* Stated task: Give every entry again, unchanged, and leave its images out.

* Data shown:
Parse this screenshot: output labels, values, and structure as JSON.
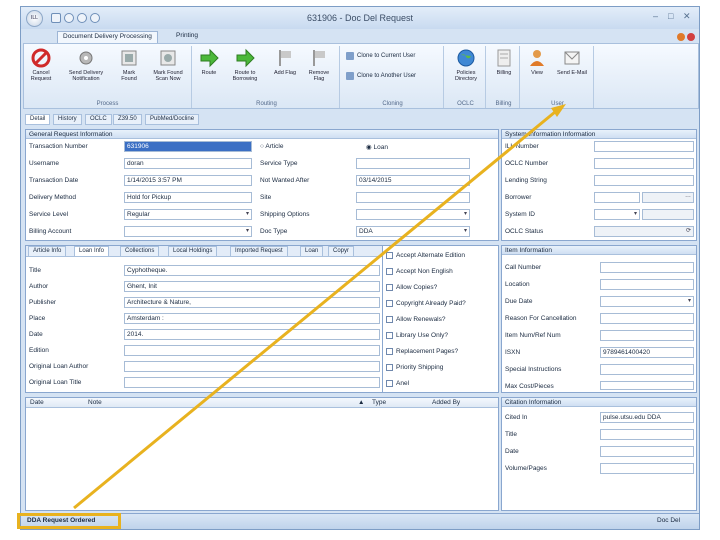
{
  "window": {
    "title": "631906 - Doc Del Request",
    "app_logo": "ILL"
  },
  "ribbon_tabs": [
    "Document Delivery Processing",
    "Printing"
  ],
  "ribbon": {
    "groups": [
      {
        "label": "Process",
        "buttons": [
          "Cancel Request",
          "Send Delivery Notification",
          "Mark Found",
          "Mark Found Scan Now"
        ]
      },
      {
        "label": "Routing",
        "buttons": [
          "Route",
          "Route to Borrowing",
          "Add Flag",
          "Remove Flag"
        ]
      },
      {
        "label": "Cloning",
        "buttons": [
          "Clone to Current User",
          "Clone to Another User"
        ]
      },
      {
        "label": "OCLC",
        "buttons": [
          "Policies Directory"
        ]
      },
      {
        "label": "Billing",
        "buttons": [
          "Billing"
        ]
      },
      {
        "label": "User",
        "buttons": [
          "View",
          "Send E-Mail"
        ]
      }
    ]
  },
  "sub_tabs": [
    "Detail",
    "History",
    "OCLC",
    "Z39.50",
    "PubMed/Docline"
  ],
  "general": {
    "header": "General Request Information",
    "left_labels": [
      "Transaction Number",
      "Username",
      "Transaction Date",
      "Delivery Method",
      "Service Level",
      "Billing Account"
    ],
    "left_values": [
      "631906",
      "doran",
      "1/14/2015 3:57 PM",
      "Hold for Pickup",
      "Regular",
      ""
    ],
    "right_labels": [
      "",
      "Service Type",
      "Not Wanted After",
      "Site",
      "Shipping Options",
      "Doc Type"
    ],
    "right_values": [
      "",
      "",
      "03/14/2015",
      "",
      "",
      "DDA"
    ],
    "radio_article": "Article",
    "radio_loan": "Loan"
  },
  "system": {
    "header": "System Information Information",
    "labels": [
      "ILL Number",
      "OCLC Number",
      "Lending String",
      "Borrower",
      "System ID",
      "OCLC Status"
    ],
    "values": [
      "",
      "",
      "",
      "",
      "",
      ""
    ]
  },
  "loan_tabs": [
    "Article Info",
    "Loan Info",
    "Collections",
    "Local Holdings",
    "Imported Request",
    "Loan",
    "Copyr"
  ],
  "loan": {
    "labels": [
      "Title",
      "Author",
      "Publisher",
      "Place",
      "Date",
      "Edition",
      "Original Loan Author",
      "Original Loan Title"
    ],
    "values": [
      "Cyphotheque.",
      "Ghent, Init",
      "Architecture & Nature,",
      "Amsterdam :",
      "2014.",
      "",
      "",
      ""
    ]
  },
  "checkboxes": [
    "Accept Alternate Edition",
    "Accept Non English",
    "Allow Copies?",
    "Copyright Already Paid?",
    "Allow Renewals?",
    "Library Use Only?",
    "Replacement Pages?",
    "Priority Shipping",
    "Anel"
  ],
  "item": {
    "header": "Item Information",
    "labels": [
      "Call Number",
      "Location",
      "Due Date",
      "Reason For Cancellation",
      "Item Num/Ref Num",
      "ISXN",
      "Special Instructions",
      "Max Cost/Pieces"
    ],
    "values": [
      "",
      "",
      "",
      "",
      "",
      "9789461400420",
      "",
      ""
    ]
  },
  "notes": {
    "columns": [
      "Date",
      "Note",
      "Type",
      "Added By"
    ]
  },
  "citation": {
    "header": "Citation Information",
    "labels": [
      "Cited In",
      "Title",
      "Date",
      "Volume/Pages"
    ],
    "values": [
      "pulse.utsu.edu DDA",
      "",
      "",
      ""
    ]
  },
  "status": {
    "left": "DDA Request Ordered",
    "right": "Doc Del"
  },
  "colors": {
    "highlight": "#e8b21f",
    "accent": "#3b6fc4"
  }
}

* Solution for this exercise:
Parse this screenshot: output labels, values, and structure as JSON.
{
  "window": {
    "title": "631906 - Doc Del Request",
    "app_logo": "ILL"
  },
  "ribbon_tabs": [
    "Document Delivery Processing",
    "Printing"
  ],
  "ribbon": {
    "groups": [
      {
        "label": "Process",
        "buttons": [
          "Cancel Request",
          "Send Delivery Notification",
          "Mark Found",
          "Mark Found Scan Now"
        ]
      },
      {
        "label": "Routing",
        "buttons": [
          "Route",
          "Route to Borrowing",
          "Add Flag",
          "Remove Flag"
        ]
      },
      {
        "label": "Cloning",
        "buttons": [
          "Clone to Current User",
          "Clone to Another User"
        ]
      },
      {
        "label": "OCLC",
        "buttons": [
          "Policies Directory"
        ]
      },
      {
        "label": "Billing",
        "buttons": [
          "Billing"
        ]
      },
      {
        "label": "User",
        "buttons": [
          "View",
          "Send E-Mail"
        ]
      }
    ]
  },
  "sub_tabs": [
    "Detail",
    "History",
    "OCLC",
    "Z39.50",
    "PubMed/Docline"
  ],
  "general": {
    "header": "General Request Information",
    "left_labels": [
      "Transaction Number",
      "Username",
      "Transaction Date",
      "Delivery Method",
      "Service Level",
      "Billing Account"
    ],
    "left_values": [
      "631906",
      "doran",
      "1/14/2015 3:57 PM",
      "Hold for Pickup",
      "Regular",
      ""
    ],
    "right_labels": [
      "",
      "Service Type",
      "Not Wanted After",
      "Site",
      "Shipping Options",
      "Doc Type"
    ],
    "right_values": [
      "",
      "",
      "03/14/2015",
      "",
      "",
      "DDA"
    ],
    "radio_article": "Article",
    "radio_loan": "Loan"
  },
  "system": {
    "header": "System Information Information",
    "labels": [
      "ILL Number",
      "OCLC Number",
      "Lending String",
      "Borrower",
      "System ID",
      "OCLC Status"
    ],
    "values": [
      "",
      "",
      "",
      "",
      "",
      ""
    ]
  },
  "loan_tabs": [
    "Article Info",
    "Loan Info",
    "Collections",
    "Local Holdings",
    "Imported Request",
    "Loan",
    "Copyr"
  ],
  "loan": {
    "labels": [
      "Title",
      "Author",
      "Publisher",
      "Place",
      "Date",
      "Edition",
      "Original Loan Author",
      "Original Loan Title"
    ],
    "values": [
      "Cyphotheque.",
      "Ghent, Init",
      "Architecture & Nature,",
      "Amsterdam :",
      "2014.",
      "",
      "",
      ""
    ]
  },
  "checkboxes": [
    "Accept Alternate Edition",
    "Accept Non English",
    "Allow Copies?",
    "Copyright Already Paid?",
    "Allow Renewals?",
    "Library Use Only?",
    "Replacement Pages?",
    "Priority Shipping",
    "Anel"
  ],
  "item": {
    "header": "Item Information",
    "labels": [
      "Call Number",
      "Location",
      "Due Date",
      "Reason For Cancellation",
      "Item Num/Ref Num",
      "ISXN",
      "Special Instructions",
      "Max Cost/Pieces"
    ],
    "values": [
      "",
      "",
      "",
      "",
      "",
      "9789461400420",
      "",
      ""
    ]
  },
  "notes": {
    "columns": [
      "Date",
      "Note",
      "Type",
      "Added By"
    ]
  },
  "citation": {
    "header": "Citation Information",
    "labels": [
      "Cited In",
      "Title",
      "Date",
      "Volume/Pages"
    ],
    "values": [
      "pulse.utsu.edu DDA",
      "",
      "",
      ""
    ]
  },
  "status": {
    "left": "DDA Request Ordered",
    "right": "Doc Del"
  },
  "colors": {
    "highlight": "#e8b21f",
    "accent": "#3b6fc4"
  }
}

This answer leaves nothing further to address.